:: The task ::
Look through the data below and report how many lines include "text". Only the number should be given.

** BEGIN The input **

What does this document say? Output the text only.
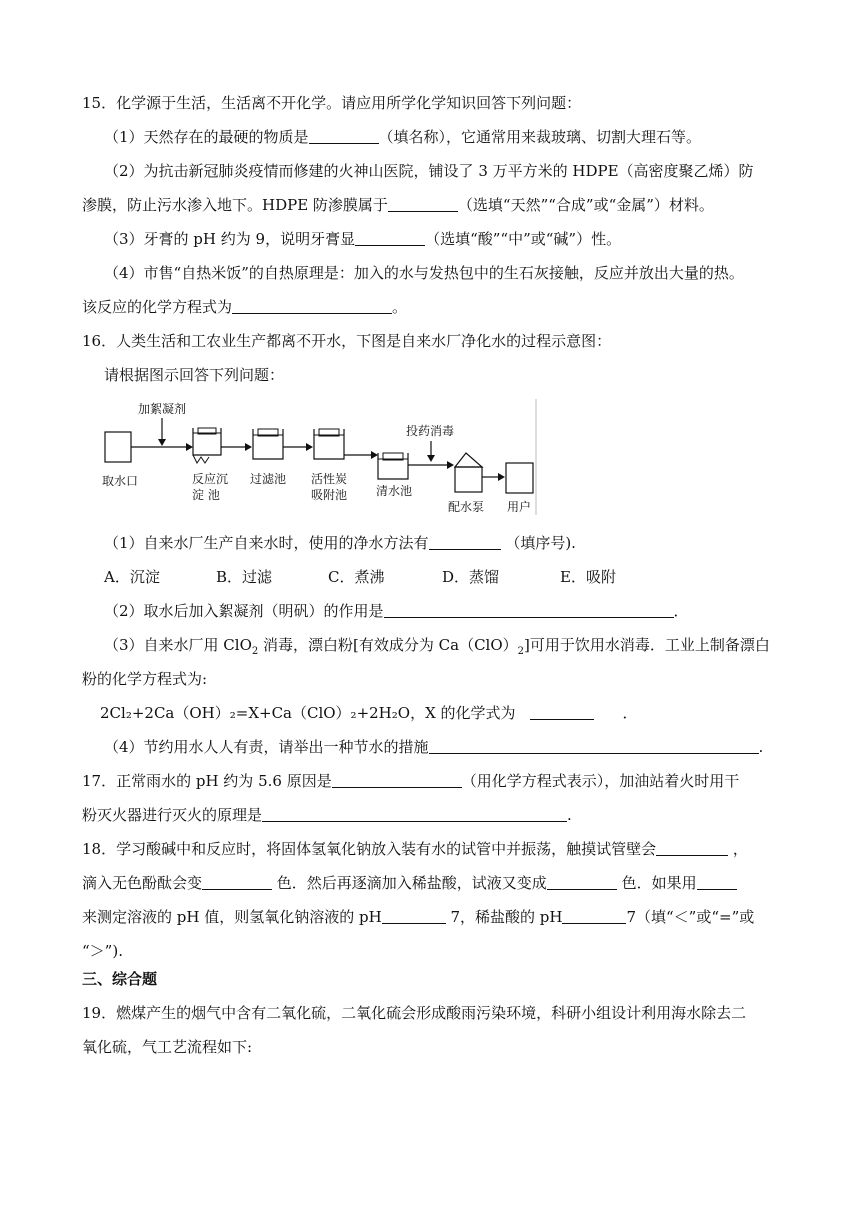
15．化学源于生活，生活离不开化学。请应用所学化学知识回答下列问题：
（1）天然存在的最硬的物质是	（填名称），它通常用来裁玻璃、切割大理石等。
（2）为抗击新冠肺炎疫情而修建的火神山医院，铺设了 3 万平方米的 HDPE（高密度聚乙烯）防
渗膜，防止污水渗入地下。HDPE 防渗膜属于	（选填“天然”“合成”或“金属”）材料。
（3）牙膏的 pH 约为 9，说明牙膏显	（选填“酸”“中”或“碱”）性。
（4）市售“自热米饭”的自热原理是：加入的水与发热包中的生石灰接触，反应并放出大量的热。
该反应的化学方程式为	。
16．人类生活和工农业生产都离不开水，下图是自来水厂净化水的过程示意图：
请根据图示回答下列问题：
取水口
加絮凝剂
反应沉
淀 池
过滤池 活性炭
吸附池 清水池
投药消毒
配水泵 用户
（1）自来水厂生产自来水时，使用的净水方法有	（填序号).
A．沉淀	B．过滤	C．煮沸	D．蒸馏	E．吸附
（2）取水后加入絮凝剂（明矾）的作用是	．
（3）自来水厂用 ClO$_2$ 消毒，漂白粉[有效成分为 $Ca(ClO)_2$]可用于饮用水消毒．工业上制备漂白
粉的化学方程式为:
2Cl₂+2Ca（OH）₂=X+Ca（ClO）₂+2H₂O，X 的化学式为	．
（4）节约用水人人有责，请举出一种节水的措施	.
17．正常雨水的 pH 约为 5.6 原因是	（用化学方程式表示），加油站着火时用干
粉灭火器进行灭火的原理是	.
18．学习酸碱中和反应时，将固体氢氧化钠放入装有水的试管中并振荡，触摸试管壁会	，
滴入无色酚酞会变	色．然后再逐滴加入稀盐酸，试液又变成	色．如果用
来测定溶液的 pH 值，则氢氧化钠溶液的 pH	7，稀盐酸的 pH	7（填“＜”或“=”或
“＞”).
三、综合题
19．燃煤产生的烟气中含有二氧化硫，二氧化硫会形成酸雨污染环境，科研小组设计利用海水除去二
氧化硫，气工艺流程如下:
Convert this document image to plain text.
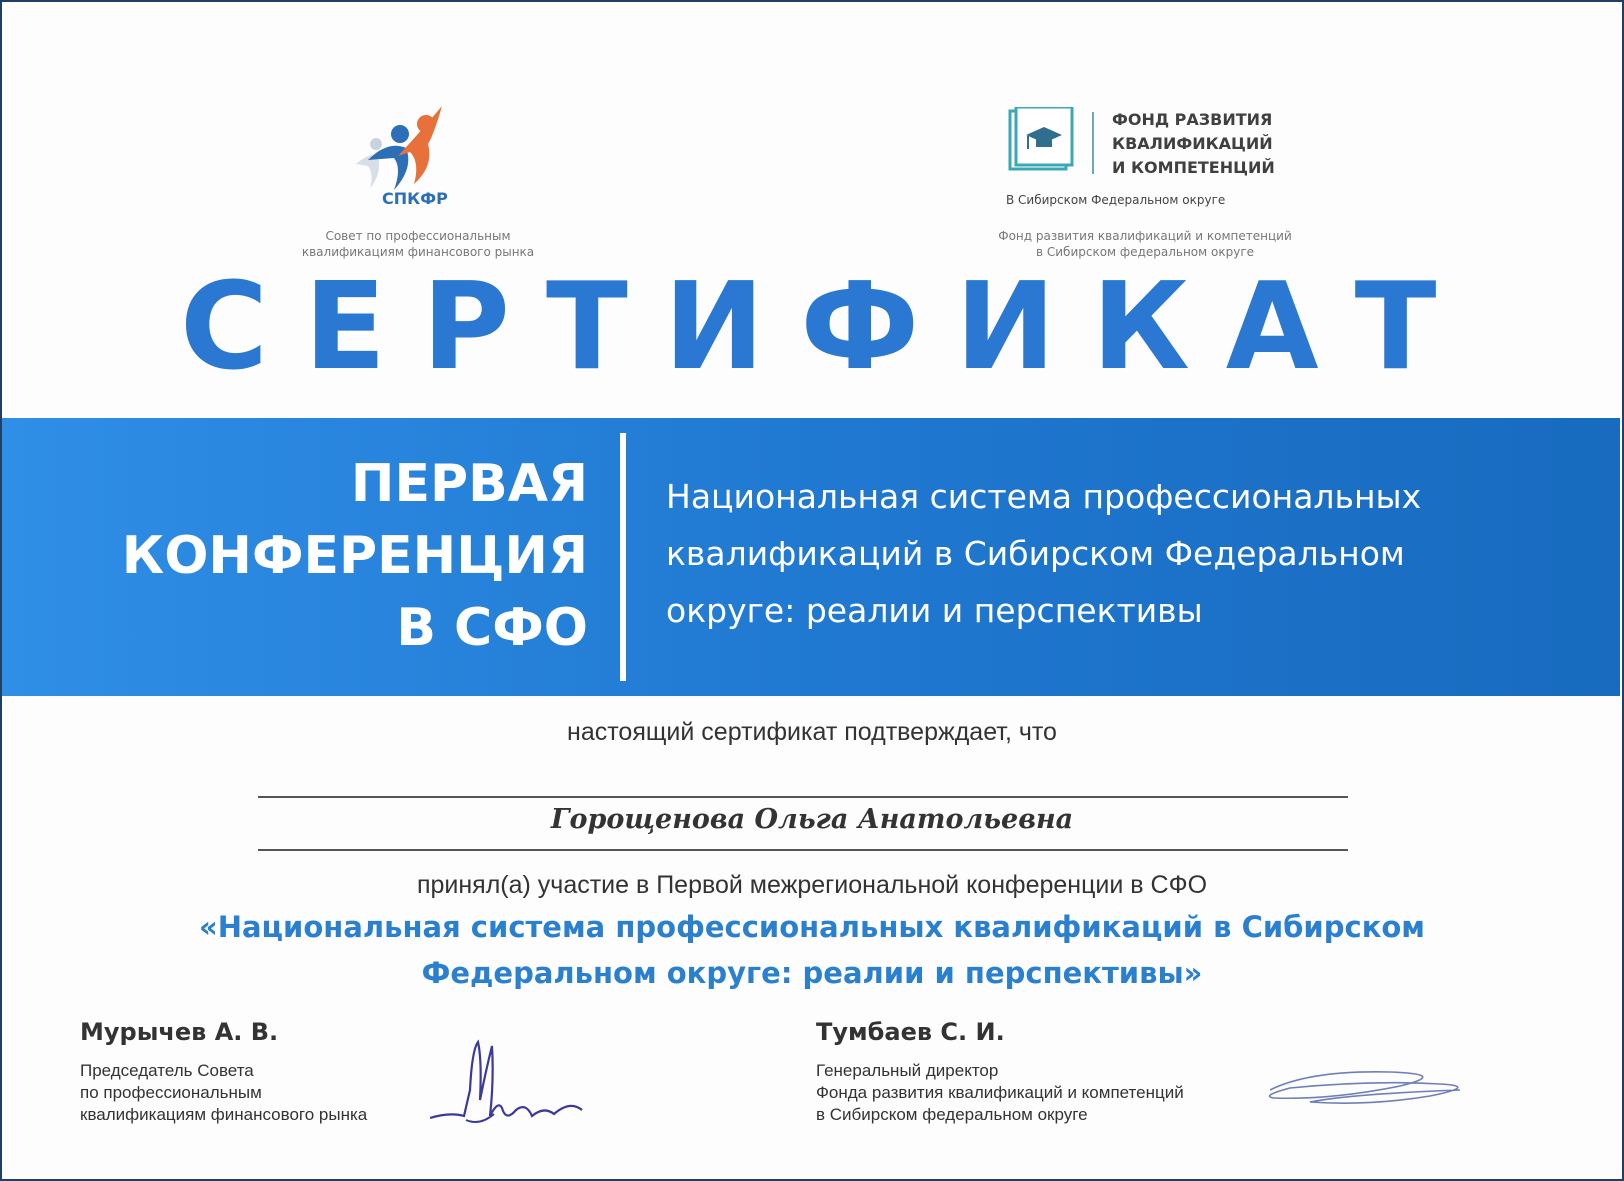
СПКФР
Совет по профессиональным
квалификациям финансового рынка
ФОНД РАЗВИТИЯ
КВАЛИФИКАЦИЙ
И КОМПЕТЕНЦИЙ
В Сибирском Федеральном округе
Фонд развития квалификаций и компетенций
в Сибирском федеральном округе
СЕРТИФИКАТ
ПЕРВАЯ
КОНФЕРЕНЦИЯ
В СФО
Национальная система профессиональных
квалификаций в Сибирском Федеральном
округе: реалии и перспективы
настоящий сертификат подтверждает, что
Горощенова Ольга Анатольевна
принял(а) участие в Первой межрегиональной конференции в СФО
«Национальная система профессиональных квалификаций в Сибирском
Федеральном округе: реалии и перспективы»
Мурычев А. В.
Председатель Совета
по профессиональным
квалификациям финансового рынка
Тумбаев С. И.
Генеральный директор
Фонда развития квалификаций и компетенций
в Сибирском федеральном округе
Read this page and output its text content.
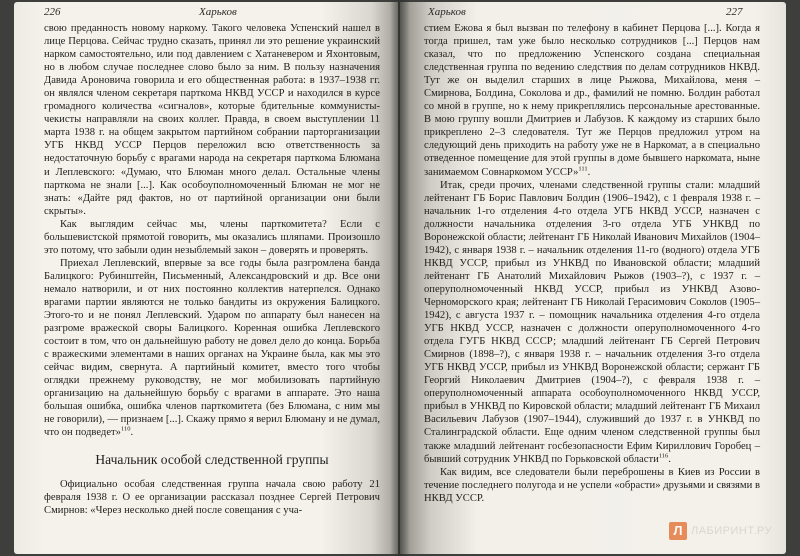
226	Харьков

свою преданность новому наркому. Такого человека Успенский нашел в лице Перцова. Сейчас трудно сказать, принял ли это решение украинский нарком самостоятельно, или под давлением с Хатаневером и Яхонтовым, но в любом случае последнее слово было за ним. В пользу назначения Давида Ароновича говорила и его общественная работа: в 1937–1938 гг. он являлся членом секретаря парткома НКВД УССР и находился в курсе громадного количества «сигналов», которые бдительные коммунисты-чекисты направляли на своих коллег. Правда, в своем выступлении 11 марта 1938 г. на общем закрытом партийном собрании парторганизации УГБ НКВД УССР Перцов переложил всю ответственность за недостаточную борьбу с врагами народа на секретаря парткома Блюмана и Леплевского: «Думаю, что Блюман много делал. Остальные члены парткома не знали [...]. Как особоуполномоченный Блюман не мог не знать: «Дайте ряд фактов, но от партийной организации они были скрыты».

Как выглядим сейчас мы, члены парткомитета? Если с большевистской прямотой говорить, мы оказались шляпами. Произошло это потому, что забыли один незыблемый закон – доверять и проверять.

Приехал Леплевский, впервые за все годы была разгромлена банда Балицкого: Рубинштейн, Письменный, Александровский и др. Все они немало натворили, и от них постоянно коллектив натерпелся. Однако врагами партии являются не только бандиты из окружения Балицкого. Этого-то и не понял Леплевский. Ударом по аппарату был нанесен на разгроме вражеской своры Балицкого. Коренная ошибка Леплевского состоит в том, что он дальнейшую работу не довел дело до конца. Борьба с вражескими элементами в наших органах на Украине была, как мы это сейчас видим, свернута. А партийный комитет, вместо того чтобы оглядки прежнему руководству, не мог мобилизовать партийную организацию на дальнейшую борьбу с врагами в аппарате. Это наша большая ошибка, ошибка членов парткомитета (без Блюмана, с ним мы не говорили), — признаем [...]. Скажу прямо я верил Блюману и не думал, что он подведет»$^{110}$.

Начальник особой следственной группы

Официально особая следственная группа начала свою работу 21 февраля 1938 г. О ее организации рассказал позднее Сергей Петрович Смирнов: «Через несколько дней после совещания с уча-

Харьков	227

стием Ежова я был вызван по телефону в кабинет Перцова [...]. Когда я тогда пришел, там уже было несколько сотрудников [...] Перцов нам сказал, что по предложению Успенского создана специальная следственная группа по ведению следствия по делам сотрудников НКВД. Тут же он выделил старших в лице Рыжова, Михайлова, меня – Смирнова, Болдина, Соколова и др., фамилий не помню. Болдин работал со мной в группе, но к нему прикреплялись персональные арестованные. В мою группу вошли Дмитриев и Лабузов. К каждому из старших было прикреплено 2–3 следователя. Тут же Перцов предложил утром на следующий день приходить на работу уже не в Наркомат, а в специально отведенное помещение для этой группы в доме бывшего наркомата, ныне занимаемом Совнаркомом УССР»$^{111}$.

Итак, среди прочих, членами следственной группы стали: младший лейтенант ГБ Борис Павлович Болдин (1906–1942), с 1 февраля 1938 г. – начальник 1-го отделения 4-го отдела УГБ НКВД УССР, назначен с должности начальника отделения 3-го отдела УГБ УНКВД по Воронежской области; лейтенант ГБ Николай Иванович Михайлов (1904–1942), с января 1938 г. – начальник отделения 11-го (водного) отдела УГБ НКВД УССР, прибыл из УНКВД по Ивановской области; младший лейтенант ГБ Анатолий Михайлович Рыжов (1903–?), с 1937 г. – оперуполномоченный НКВД УССР, прибыл из УНКВД Азово-Черноморского края; лейтенант ГБ Николай Герасимович Соколов (1905–1942), с августа 1937 г. – помощник начальника отделения 4-го отдела УГБ НКВД УССР, назначен с должности оперуполномоченного 4-го отдела ГУГБ НКВД СССР; младший лейтенант ГБ Сергей Петрович Смирнов (1898–?), с января 1938 г. – начальник отделения 3-го отдела УГБ НКВД УССР, прибыл из УНКВД Воронежской области; сержант ГБ Георгий Николаевич Дмитриев (1904–?), с февраля 1938 г. – оперуполномоченный аппарата особоуполномоченного НКВД УССР, прибыл в УНКВД по Кировской области; младший лейтенант ГБ Михаил Васильевич Лабузов (1907–1944), служивший до 1937 г. в УНКВД по Сталинградской области. Еще одним членом следственной группы был также младший лейтенант госбезопасности Ефим Кириллович Горобец – бывший сотрудник УНКВД по Горьковской области$^{116}$.

Как видим, все следователи были переброшены в Киев из России в течение последнего полугода и не успели «обрасти» друзьями и связями в НКВД УССР.

Л ЛАБИРИНТ.РУ
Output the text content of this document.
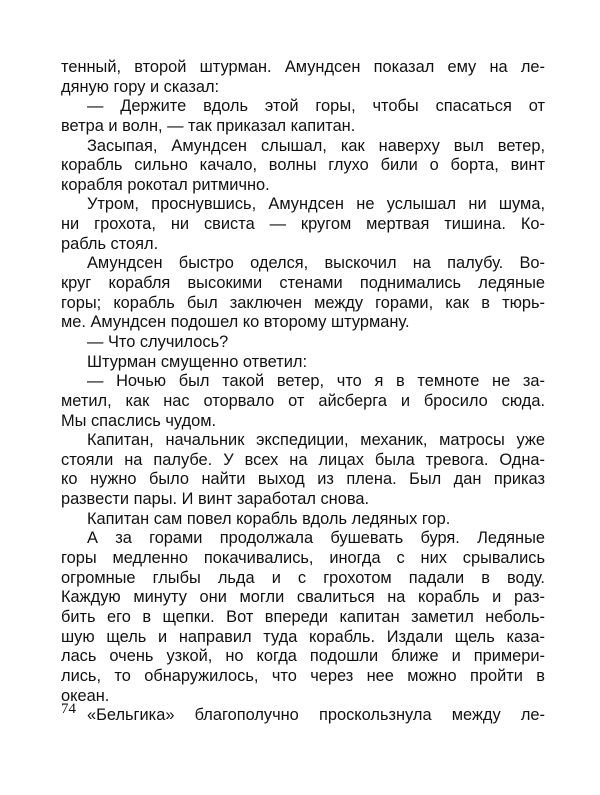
тенный, второй штурман. Амундсен показал ему на ле-
дяную гору и сказал:
— Держите вдоль этой горы, чтобы спасаться от
ветра и волн, — так приказал капитан.
Засыпая, Амундсен слышал, как наверху выл ветер,
корабль сильно качало, волны глухо били о борта, винт
корабля рокотал ритмично.
Утром, проснувшись, Амундсен не услышал ни шума,
ни грохота, ни свиста — кругом мертвая тишина. Ко-
рабль стоял.
Амундсен быстро оделся, выскочил на палубу. Во-
круг корабля высокими стенами поднимались ледяные
горы; корабль был заключен между горами, как в тюрь-
ме. Амундсен подошел ко второму штурману.
— Что случилось?
Штурман смущенно ответил:
— Ночью был такой ветер, что я в темноте не за-
метил, как нас оторвало от айсберга и бросило сюда.
Мы спаслись чудом.
Капитан, начальник экспедиции, механик, матросы уже
стояли на палубе. У всех на лицах была тревога. Одна-
ко нужно было найти выход из плена. Был дан приказ
развести пары. И винт заработал снова.
Капитан сам повел корабль вдоль ледяных гор.
А за горами продолжала бушевать буря. Ледяные
горы медленно покачивались, иногда с них срывались
огромные глыбы льда и с грохотом падали в воду.
Каждую минуту они могли свалиться на корабль и раз-
бить его в щепки. Вот впереди капитан заметил неболь-
шую щель и направил туда корабль. Издали щель каза-
лась очень узкой, но когда подошли ближе и примери-
лись, то обнаружилось, что через нее можно пройти в
океан.
«Бельгика» благополучно проскользнула между ле-
74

** END The input **

:: Response below ::
4